## Begin Entries supplied
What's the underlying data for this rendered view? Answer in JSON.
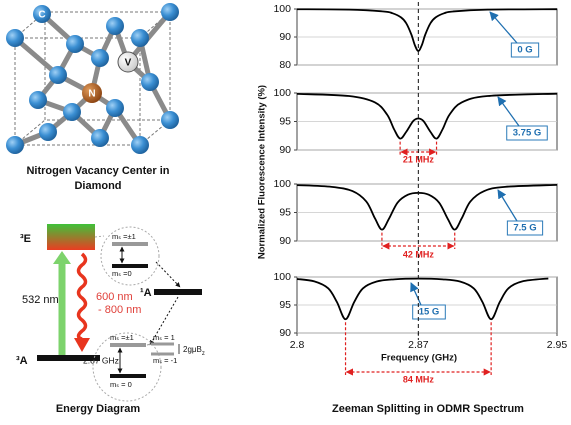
{
  "crystal": {
    "atoms": [
      "C",
      "V",
      "N"
    ],
    "caption_lines": [
      "Nitrogen Vacancy Center in",
      "Diamond"
    ]
  },
  "energy_diagram": {
    "excited_state": "³E",
    "singlet_state": "¹A",
    "ground_state": "³A",
    "excitation": "532 nm",
    "emission_lines": [
      "600 nm",
      "- 800 nm"
    ],
    "upper_sublevels": [
      "mₛ =±1",
      "mₛ =0"
    ],
    "lower_sublevels": [
      "mₛ =±1",
      "mₛ = 0"
    ],
    "zero_field_splitting": "2.87 GHz",
    "zeeman_sublevels": [
      "mₛ = 1",
      "mₛ = -1"
    ],
    "zeeman_gap": {
      "text": "2gμB",
      "subscript": "z"
    },
    "caption": "Energy Diagram"
  },
  "spectrum": {
    "ylabel": "Normalized Fluorescence Intensity (%)",
    "caption": "Zeeman Splitting in ODMR Spectrum",
    "reference_x": 2.87
  },
  "chart_data": [
    {
      "type": "line",
      "annotation": "0 G",
      "color": "#000000",
      "x": [
        2.8,
        2.83,
        2.85,
        2.855,
        2.86,
        2.863,
        2.866,
        2.868,
        2.87,
        2.872,
        2.874,
        2.877,
        2.88,
        2.885,
        2.89,
        2.91,
        2.95
      ],
      "values": [
        99.92,
        99.77,
        99.12,
        98.5,
        97,
        94.93,
        90.85,
        87.07,
        85,
        87.07,
        90.85,
        94.93,
        97,
        98.5,
        99.12,
        99.77,
        99.94
      ],
      "xlim": [
        2.8,
        2.95
      ],
      "ylim": [
        80,
        100
      ],
      "yticks": [
        80,
        90,
        100
      ],
      "grid": true
    },
    {
      "type": "line",
      "annotation": "3.75 G",
      "color": "#000000",
      "splitting": {
        "label": "21 MHz",
        "from": 2.8595,
        "to": 2.8805
      },
      "x": [
        2.8,
        2.83,
        2.845,
        2.852,
        2.856,
        2.8595,
        2.863,
        2.867,
        2.87,
        2.873,
        2.877,
        2.8805,
        2.884,
        2.888,
        2.895,
        2.91,
        2.95
      ],
      "values": [
        99.85,
        99.47,
        98.35,
        96.2,
        93.64,
        92,
        93.18,
        95.07,
        95.53,
        95.07,
        93.18,
        92,
        93.64,
        96.2,
        98.35,
        99.47,
        99.88
      ],
      "xlim": [
        2.8,
        2.95
      ],
      "ylim": [
        90,
        100
      ],
      "yticks": [
        90,
        95,
        100
      ],
      "grid": true
    },
    {
      "type": "line",
      "annotation": "7.5 G",
      "color": "#000000",
      "splitting": {
        "label": "42 MHz",
        "from": 2.849,
        "to": 2.891
      },
      "x": [
        2.8,
        2.82,
        2.832,
        2.84,
        2.845,
        2.849,
        2.853,
        2.858,
        2.864,
        2.87,
        2.876,
        2.882,
        2.887,
        2.891,
        2.895,
        2.9,
        2.908,
        2.92,
        2.95
      ],
      "values": [
        99.8,
        99.5,
        98.76,
        96.92,
        93.95,
        92,
        93.87,
        96.73,
        98.12,
        98.44,
        98.12,
        96.73,
        93.87,
        92,
        93.95,
        96.92,
        98.76,
        99.5,
        99.85
      ],
      "xlim": [
        2.8,
        2.95
      ],
      "ylim": [
        90,
        100
      ],
      "yticks": [
        90,
        95,
        100
      ],
      "grid": true
    },
    {
      "type": "line",
      "annotation": "15 G",
      "color": "#000000",
      "splitting": {
        "label": "84 MHz",
        "from": 2.828,
        "to": 2.912
      },
      "x": [
        2.8,
        2.81,
        2.818,
        2.823,
        2.828,
        2.833,
        2.838,
        2.846,
        2.856,
        2.87,
        2.884,
        2.894,
        2.902,
        2.907,
        2.912,
        2.917,
        2.922,
        2.93,
        2.945
      ],
      "values": [
        99.65,
        99.22,
        97.98,
        95.54,
        92.46,
        95.53,
        97.96,
        99.19,
        99.58,
        99.71,
        99.58,
        99.19,
        97.96,
        95.53,
        92.46,
        95.54,
        97.98,
        99.22,
        99.74
      ],
      "xlim": [
        2.8,
        2.95
      ],
      "ylim": [
        90,
        100
      ],
      "yticks": [
        90,
        95,
        100
      ],
      "grid": true,
      "xticks": [
        2.8,
        2.87,
        2.95
      ],
      "xlabel": "Frequency (GHz)"
    }
  ]
}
## End Entries supplied
→ **Your task**
Quote all the records verbatim, dropping any pictures from your copy.

→ **Response**
What's the underlying data for this rendered view? Answer in JSON.
{
  "crystal": {
    "atoms": [
      "C",
      "V",
      "N"
    ],
    "caption_lines": [
      "Nitrogen Vacancy Center in",
      "Diamond"
    ]
  },
  "energy_diagram": {
    "excited_state": "³E",
    "singlet_state": "¹A",
    "ground_state": "³A",
    "excitation": "532 nm",
    "emission_lines": [
      "600 nm",
      "- 800 nm"
    ],
    "upper_sublevels": [
      "mₛ =±1",
      "mₛ =0"
    ],
    "lower_sublevels": [
      "mₛ =±1",
      "mₛ = 0"
    ],
    "zero_field_splitting": "2.87 GHz",
    "zeeman_sublevels": [
      "mₛ = 1",
      "mₛ = -1"
    ],
    "zeeman_gap": {
      "text": "2gμB",
      "subscript": "z"
    },
    "caption": "Energy Diagram"
  },
  "spectrum": {
    "ylabel": "Normalized Fluorescence Intensity (%)",
    "caption": "Zeeman Splitting in ODMR Spectrum",
    "reference_x": 2.87
  },
  "chart_data": [
    {
      "type": "line",
      "annotation": "0 G",
      "color": "#000000",
      "x": [
        2.8,
        2.83,
        2.85,
        2.855,
        2.86,
        2.863,
        2.866,
        2.868,
        2.87,
        2.872,
        2.874,
        2.877,
        2.88,
        2.885,
        2.89,
        2.91,
        2.95
      ],
      "values": [
        99.92,
        99.77,
        99.12,
        98.5,
        97,
        94.93,
        90.85,
        87.07,
        85,
        87.07,
        90.85,
        94.93,
        97,
        98.5,
        99.12,
        99.77,
        99.94
      ],
      "xlim": [
        2.8,
        2.95
      ],
      "ylim": [
        80,
        100
      ],
      "yticks": [
        80,
        90,
        100
      ],
      "grid": true
    },
    {
      "type": "line",
      "annotation": "3.75 G",
      "color": "#000000",
      "splitting": {
        "label": "21 MHz",
        "from": 2.8595,
        "to": 2.8805
      },
      "x": [
        2.8,
        2.83,
        2.845,
        2.852,
        2.856,
        2.8595,
        2.863,
        2.867,
        2.87,
        2.873,
        2.877,
        2.8805,
        2.884,
        2.888,
        2.895,
        2.91,
        2.95
      ],
      "values": [
        99.85,
        99.47,
        98.35,
        96.2,
        93.64,
        92,
        93.18,
        95.07,
        95.53,
        95.07,
        93.18,
        92,
        93.64,
        96.2,
        98.35,
        99.47,
        99.88
      ],
      "xlim": [
        2.8,
        2.95
      ],
      "ylim": [
        90,
        100
      ],
      "yticks": [
        90,
        95,
        100
      ],
      "grid": true
    },
    {
      "type": "line",
      "annotation": "7.5 G",
      "color": "#000000",
      "splitting": {
        "label": "42 MHz",
        "from": 2.849,
        "to": 2.891
      },
      "x": [
        2.8,
        2.82,
        2.832,
        2.84,
        2.845,
        2.849,
        2.853,
        2.858,
        2.864,
        2.87,
        2.876,
        2.882,
        2.887,
        2.891,
        2.895,
        2.9,
        2.908,
        2.92,
        2.95
      ],
      "values": [
        99.8,
        99.5,
        98.76,
        96.92,
        93.95,
        92,
        93.87,
        96.73,
        98.12,
        98.44,
        98.12,
        96.73,
        93.87,
        92,
        93.95,
        96.92,
        98.76,
        99.5,
        99.85
      ],
      "xlim": [
        2.8,
        2.95
      ],
      "ylim": [
        90,
        100
      ],
      "yticks": [
        90,
        95,
        100
      ],
      "grid": true
    },
    {
      "type": "line",
      "annotation": "15 G",
      "color": "#000000",
      "splitting": {
        "label": "84 MHz",
        "from": 2.828,
        "to": 2.912
      },
      "x": [
        2.8,
        2.81,
        2.818,
        2.823,
        2.828,
        2.833,
        2.838,
        2.846,
        2.856,
        2.87,
        2.884,
        2.894,
        2.902,
        2.907,
        2.912,
        2.917,
        2.922,
        2.93,
        2.945
      ],
      "values": [
        99.65,
        99.22,
        97.98,
        95.54,
        92.46,
        95.53,
        97.96,
        99.19,
        99.58,
        99.71,
        99.58,
        99.19,
        97.96,
        95.53,
        92.46,
        95.54,
        97.98,
        99.22,
        99.74
      ],
      "xlim": [
        2.8,
        2.95
      ],
      "ylim": [
        90,
        100
      ],
      "yticks": [
        90,
        95,
        100
      ],
      "grid": true,
      "xticks": [
        2.8,
        2.87,
        2.95
      ],
      "xlabel": "Frequency (GHz)"
    }
  ]
}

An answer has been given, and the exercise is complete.